Goal: In the records below, pick out all lines containing the word "name".

Data for this task:
** START **

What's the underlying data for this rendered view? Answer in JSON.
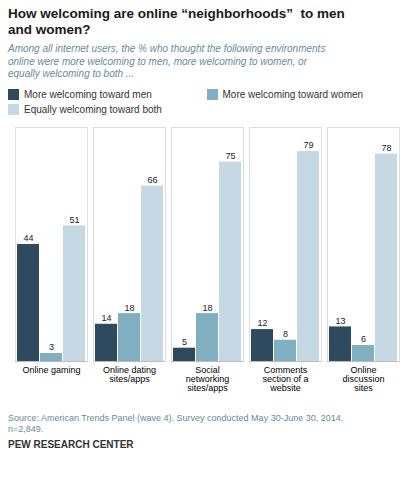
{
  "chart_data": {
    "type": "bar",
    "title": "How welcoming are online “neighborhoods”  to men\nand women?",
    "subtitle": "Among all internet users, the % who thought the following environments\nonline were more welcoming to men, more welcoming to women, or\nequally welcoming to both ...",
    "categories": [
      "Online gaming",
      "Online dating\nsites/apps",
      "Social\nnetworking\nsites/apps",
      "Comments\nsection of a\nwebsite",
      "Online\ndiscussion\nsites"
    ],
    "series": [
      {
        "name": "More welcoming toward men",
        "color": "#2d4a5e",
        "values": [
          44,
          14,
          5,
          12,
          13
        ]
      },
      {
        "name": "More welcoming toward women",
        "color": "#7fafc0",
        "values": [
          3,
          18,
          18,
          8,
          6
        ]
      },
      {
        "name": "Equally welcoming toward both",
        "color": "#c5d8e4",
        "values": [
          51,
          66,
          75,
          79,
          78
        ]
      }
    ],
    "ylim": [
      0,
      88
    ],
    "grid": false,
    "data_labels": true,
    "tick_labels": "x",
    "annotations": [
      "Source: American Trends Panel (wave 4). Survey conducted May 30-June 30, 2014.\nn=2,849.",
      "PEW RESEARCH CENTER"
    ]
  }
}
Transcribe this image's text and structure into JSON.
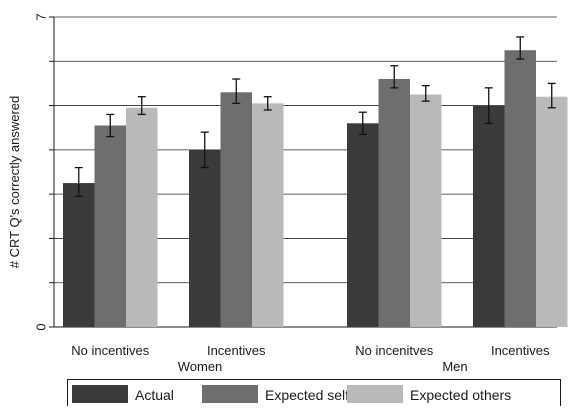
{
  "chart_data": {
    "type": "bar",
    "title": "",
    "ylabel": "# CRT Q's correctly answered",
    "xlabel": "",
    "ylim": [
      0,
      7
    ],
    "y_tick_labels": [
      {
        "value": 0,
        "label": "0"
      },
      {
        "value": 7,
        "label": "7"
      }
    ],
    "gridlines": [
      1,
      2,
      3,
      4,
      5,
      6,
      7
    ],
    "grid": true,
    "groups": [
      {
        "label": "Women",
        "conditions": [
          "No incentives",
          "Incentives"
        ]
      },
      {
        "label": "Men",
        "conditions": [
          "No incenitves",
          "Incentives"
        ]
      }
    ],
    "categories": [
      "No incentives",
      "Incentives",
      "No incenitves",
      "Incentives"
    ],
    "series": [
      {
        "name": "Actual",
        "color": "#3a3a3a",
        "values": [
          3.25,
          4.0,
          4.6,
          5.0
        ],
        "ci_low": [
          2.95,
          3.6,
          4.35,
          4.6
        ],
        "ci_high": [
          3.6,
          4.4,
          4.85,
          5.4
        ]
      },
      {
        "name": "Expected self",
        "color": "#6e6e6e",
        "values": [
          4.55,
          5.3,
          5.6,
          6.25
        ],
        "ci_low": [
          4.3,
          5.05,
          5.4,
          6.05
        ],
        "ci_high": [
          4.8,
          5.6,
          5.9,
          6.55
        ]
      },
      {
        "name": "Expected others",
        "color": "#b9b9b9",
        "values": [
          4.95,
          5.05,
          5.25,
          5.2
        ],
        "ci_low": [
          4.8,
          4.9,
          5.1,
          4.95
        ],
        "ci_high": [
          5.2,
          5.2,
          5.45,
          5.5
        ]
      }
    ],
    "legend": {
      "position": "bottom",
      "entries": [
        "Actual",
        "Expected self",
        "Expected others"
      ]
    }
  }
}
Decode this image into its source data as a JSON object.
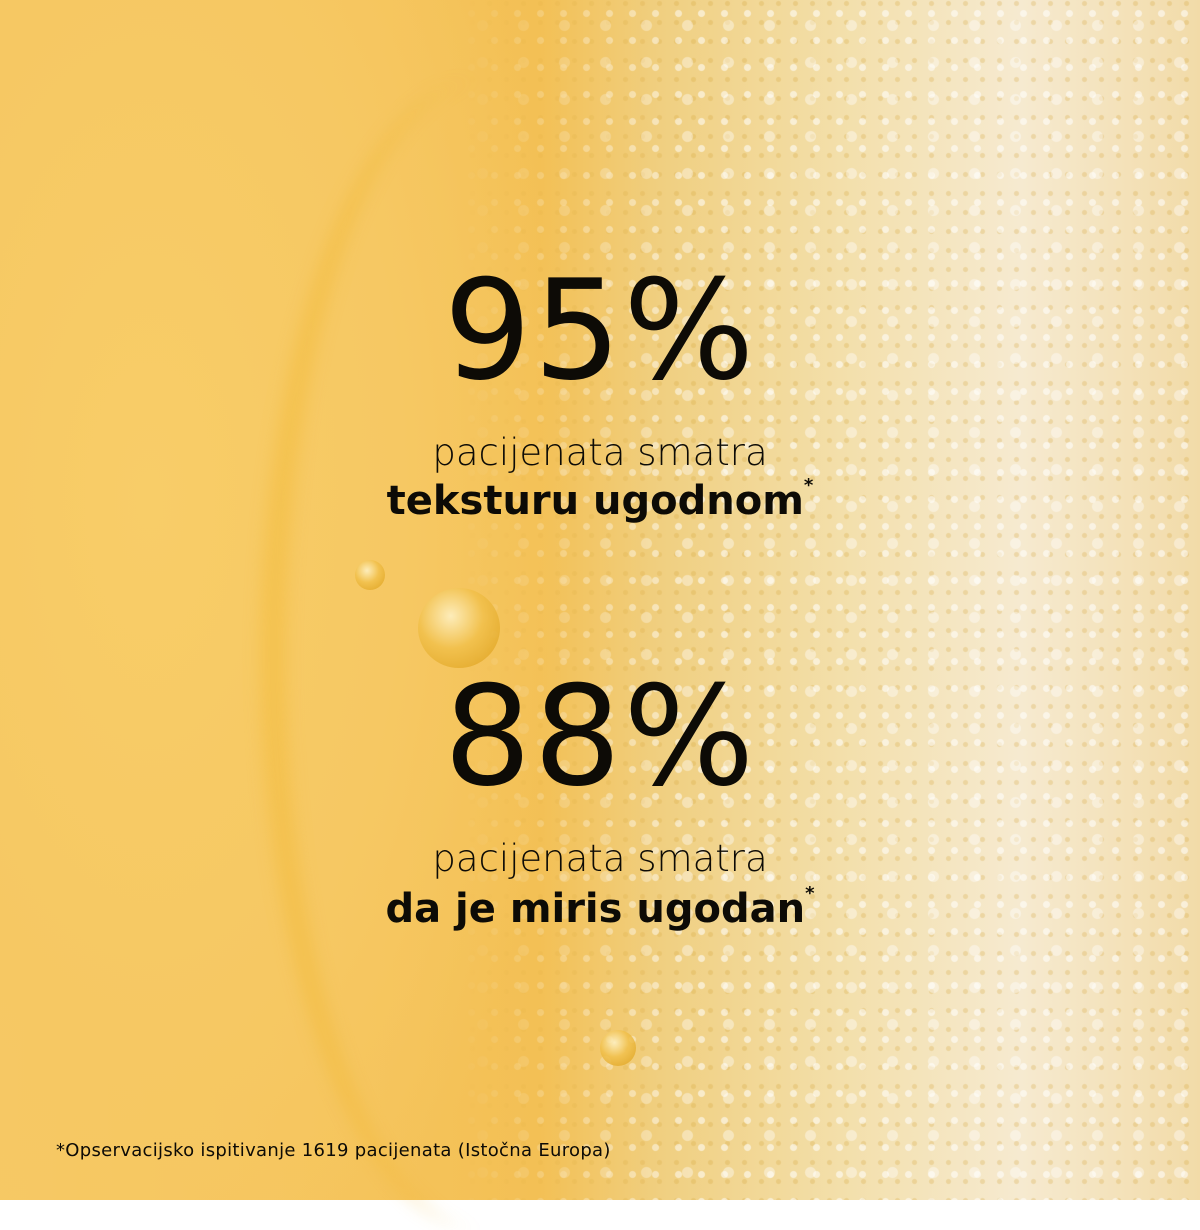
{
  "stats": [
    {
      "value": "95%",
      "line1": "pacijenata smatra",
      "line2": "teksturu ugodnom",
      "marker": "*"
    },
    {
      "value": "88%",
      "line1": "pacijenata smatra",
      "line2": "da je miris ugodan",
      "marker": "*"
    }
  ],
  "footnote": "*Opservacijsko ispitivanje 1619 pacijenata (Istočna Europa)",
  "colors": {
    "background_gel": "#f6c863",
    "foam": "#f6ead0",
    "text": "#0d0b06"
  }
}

** END **

Written solution:
        "name": "More welcoming toward men",
        "name": "More welcoming toward women",
        "name": "Equally welcoming toward both",
        "name": "Actual",
        "name": "Expected self",
        "name": "Expected others",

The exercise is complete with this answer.